▶ _WHAT THE TASK REQUIRES_:
Write out every entry exactly as given, but omit the pictures.

▶ _TASK INPUTS_:

--*--

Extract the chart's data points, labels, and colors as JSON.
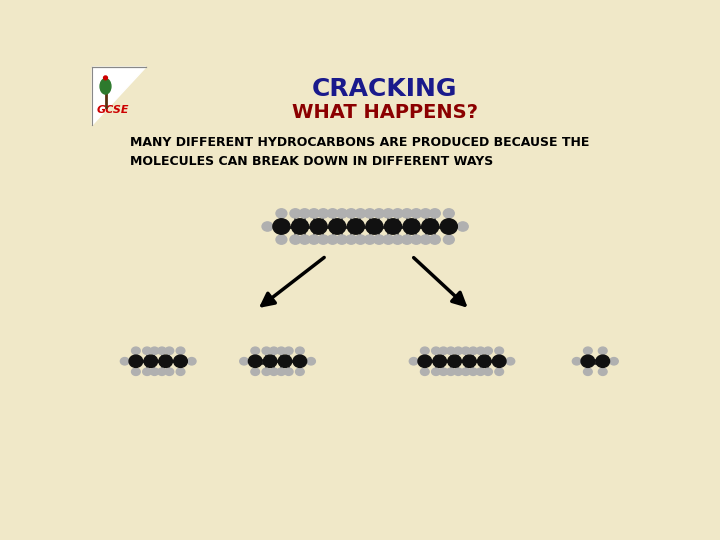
{
  "title": "CRACKING",
  "subtitle": "WHAT HAPPENS?",
  "body_text": "MANY DIFFERENT HYDROCARBONS ARE PRODUCED BECAUSE THE\nMOLECULES CAN BREAK DOWN IN DIFFERENT WAYS",
  "title_color": "#1a1a8c",
  "subtitle_color": "#8B0000",
  "body_text_color": "#000000",
  "background_color": "#F0E8C8",
  "title_fontsize": 18,
  "subtitle_fontsize": 14,
  "body_fontsize": 9,
  "carbon_color": "#111111",
  "hydrogen_color": "#b0b0b0",
  "bond_color": "#222222"
}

--*--

▶ _RESULT FOR THIS EXERCISE_:
Extract the chart's data points, labels, and colors as JSON.
{
  "title": "CRACKING",
  "subtitle": "WHAT HAPPENS?",
  "body_text": "MANY DIFFERENT HYDROCARBONS ARE PRODUCED BECAUSE THE\nMOLECULES CAN BREAK DOWN IN DIFFERENT WAYS",
  "title_color": "#1a1a8c",
  "subtitle_color": "#8B0000",
  "body_text_color": "#000000",
  "background_color": "#F0E8C8",
  "title_fontsize": 18,
  "subtitle_fontsize": 14,
  "body_fontsize": 9,
  "carbon_color": "#111111",
  "hydrogen_color": "#b0b0b0",
  "bond_color": "#222222"
}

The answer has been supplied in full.